▸ INPUT RECORDS
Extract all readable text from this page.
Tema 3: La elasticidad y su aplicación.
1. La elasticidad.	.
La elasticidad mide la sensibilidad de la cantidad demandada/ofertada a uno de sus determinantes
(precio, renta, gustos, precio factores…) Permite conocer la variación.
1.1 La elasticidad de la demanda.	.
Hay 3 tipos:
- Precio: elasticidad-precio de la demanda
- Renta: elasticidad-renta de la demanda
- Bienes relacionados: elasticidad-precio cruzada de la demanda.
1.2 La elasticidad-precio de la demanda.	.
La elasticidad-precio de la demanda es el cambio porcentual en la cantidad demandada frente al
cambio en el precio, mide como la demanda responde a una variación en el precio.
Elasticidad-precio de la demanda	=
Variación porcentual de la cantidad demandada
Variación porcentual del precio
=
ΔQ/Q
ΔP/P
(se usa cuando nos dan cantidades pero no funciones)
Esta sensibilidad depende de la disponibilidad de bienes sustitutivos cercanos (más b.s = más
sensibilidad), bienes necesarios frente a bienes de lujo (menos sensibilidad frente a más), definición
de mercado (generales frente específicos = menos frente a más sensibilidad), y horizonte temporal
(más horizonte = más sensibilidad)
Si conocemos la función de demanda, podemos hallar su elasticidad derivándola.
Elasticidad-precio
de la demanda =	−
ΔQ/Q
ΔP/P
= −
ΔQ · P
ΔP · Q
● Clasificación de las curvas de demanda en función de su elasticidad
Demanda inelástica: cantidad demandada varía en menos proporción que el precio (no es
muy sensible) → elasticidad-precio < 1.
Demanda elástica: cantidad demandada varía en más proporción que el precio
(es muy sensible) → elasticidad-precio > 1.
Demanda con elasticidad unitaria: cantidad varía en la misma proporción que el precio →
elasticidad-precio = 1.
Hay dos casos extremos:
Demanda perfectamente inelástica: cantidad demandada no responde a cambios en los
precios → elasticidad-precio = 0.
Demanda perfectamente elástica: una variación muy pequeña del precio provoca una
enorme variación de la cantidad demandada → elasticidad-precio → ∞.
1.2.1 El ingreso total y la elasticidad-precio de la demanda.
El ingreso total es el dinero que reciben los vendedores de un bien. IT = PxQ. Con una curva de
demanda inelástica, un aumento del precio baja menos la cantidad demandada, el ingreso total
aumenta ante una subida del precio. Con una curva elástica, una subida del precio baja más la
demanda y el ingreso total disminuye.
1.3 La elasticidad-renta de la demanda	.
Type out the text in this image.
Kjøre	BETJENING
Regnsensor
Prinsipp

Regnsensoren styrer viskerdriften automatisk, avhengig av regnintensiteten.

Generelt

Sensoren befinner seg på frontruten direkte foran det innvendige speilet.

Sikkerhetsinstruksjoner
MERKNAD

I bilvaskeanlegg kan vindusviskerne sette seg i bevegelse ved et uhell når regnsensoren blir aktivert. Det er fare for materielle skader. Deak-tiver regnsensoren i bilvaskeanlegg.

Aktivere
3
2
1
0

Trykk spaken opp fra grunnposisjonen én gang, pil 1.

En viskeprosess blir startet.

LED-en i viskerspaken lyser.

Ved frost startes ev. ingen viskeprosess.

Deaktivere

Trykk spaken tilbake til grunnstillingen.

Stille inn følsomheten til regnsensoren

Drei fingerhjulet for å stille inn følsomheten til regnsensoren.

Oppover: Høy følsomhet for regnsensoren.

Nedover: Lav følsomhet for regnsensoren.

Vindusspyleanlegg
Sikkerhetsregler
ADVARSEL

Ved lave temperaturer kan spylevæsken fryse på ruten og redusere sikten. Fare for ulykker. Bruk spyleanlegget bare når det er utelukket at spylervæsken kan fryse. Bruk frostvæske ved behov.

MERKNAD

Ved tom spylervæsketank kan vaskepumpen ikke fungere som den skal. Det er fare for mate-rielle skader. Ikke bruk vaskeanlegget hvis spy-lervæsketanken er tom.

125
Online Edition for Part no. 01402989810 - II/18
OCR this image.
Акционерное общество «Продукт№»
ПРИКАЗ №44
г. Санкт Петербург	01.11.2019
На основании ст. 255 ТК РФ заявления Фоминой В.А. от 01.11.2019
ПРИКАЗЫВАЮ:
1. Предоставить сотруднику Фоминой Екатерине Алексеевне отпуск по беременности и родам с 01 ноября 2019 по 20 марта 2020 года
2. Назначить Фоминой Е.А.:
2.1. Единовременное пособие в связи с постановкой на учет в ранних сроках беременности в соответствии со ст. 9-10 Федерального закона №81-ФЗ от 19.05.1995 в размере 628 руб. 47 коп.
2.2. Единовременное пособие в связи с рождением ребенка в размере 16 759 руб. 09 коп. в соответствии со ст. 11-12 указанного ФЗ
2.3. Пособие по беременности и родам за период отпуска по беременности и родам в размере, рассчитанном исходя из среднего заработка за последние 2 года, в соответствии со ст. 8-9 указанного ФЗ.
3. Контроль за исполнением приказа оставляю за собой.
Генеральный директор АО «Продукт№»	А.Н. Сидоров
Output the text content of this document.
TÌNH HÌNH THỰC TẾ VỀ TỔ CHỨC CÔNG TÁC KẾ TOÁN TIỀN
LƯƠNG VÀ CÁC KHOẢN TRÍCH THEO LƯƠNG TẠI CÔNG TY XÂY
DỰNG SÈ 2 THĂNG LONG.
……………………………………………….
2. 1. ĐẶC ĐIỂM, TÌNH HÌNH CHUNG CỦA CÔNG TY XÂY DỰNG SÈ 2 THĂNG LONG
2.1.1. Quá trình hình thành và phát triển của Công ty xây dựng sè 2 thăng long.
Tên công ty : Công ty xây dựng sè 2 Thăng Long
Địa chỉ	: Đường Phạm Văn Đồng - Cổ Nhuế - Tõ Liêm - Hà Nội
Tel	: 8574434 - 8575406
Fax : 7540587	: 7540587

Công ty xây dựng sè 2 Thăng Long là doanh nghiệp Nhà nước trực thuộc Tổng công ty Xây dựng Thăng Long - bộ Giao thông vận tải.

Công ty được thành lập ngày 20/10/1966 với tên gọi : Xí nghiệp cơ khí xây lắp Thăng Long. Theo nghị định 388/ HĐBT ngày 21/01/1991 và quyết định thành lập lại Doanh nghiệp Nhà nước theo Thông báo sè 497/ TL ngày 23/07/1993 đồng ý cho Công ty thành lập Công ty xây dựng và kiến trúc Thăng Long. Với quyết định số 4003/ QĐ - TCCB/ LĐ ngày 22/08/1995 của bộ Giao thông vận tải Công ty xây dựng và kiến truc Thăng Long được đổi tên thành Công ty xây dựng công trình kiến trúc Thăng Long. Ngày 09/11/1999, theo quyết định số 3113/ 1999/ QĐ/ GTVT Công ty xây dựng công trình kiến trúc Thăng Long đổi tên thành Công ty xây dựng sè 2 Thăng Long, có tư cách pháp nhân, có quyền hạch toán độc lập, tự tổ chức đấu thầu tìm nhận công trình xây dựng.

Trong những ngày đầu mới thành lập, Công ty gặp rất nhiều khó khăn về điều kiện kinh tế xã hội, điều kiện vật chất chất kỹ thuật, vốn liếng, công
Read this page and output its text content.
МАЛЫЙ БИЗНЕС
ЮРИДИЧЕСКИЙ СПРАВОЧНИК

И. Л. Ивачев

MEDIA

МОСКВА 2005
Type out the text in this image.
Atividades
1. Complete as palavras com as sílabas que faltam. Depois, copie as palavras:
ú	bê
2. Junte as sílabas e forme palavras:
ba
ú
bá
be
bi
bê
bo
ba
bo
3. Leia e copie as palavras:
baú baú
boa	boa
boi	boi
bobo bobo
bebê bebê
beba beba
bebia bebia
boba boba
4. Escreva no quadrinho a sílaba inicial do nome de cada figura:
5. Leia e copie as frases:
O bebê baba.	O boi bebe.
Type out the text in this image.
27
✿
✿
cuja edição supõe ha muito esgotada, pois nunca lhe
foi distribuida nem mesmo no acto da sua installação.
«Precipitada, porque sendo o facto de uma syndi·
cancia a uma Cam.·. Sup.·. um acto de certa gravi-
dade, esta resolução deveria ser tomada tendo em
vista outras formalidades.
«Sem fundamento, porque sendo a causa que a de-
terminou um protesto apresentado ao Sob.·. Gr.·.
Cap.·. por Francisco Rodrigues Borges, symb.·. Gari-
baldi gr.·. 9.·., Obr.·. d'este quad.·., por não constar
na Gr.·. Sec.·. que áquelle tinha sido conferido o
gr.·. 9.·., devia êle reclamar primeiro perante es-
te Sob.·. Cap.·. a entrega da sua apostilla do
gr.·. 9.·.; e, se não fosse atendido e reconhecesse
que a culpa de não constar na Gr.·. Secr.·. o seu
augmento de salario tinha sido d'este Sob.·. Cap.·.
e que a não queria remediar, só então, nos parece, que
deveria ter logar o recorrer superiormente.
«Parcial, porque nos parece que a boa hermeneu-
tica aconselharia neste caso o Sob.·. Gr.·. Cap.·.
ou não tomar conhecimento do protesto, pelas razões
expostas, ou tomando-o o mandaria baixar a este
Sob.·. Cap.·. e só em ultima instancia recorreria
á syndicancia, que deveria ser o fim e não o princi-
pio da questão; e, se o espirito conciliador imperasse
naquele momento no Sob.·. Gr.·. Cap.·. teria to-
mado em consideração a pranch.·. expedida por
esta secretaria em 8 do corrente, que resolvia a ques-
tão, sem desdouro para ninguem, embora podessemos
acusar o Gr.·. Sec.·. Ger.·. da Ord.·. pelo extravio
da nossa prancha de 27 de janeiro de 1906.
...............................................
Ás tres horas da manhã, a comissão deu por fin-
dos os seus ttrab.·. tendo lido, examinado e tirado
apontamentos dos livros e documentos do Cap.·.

▸ AIM OF THE EXERCISE
Among the entries above, how many lines include the word "content"? Give the number with no comment.

▸ RESULT BELOW
2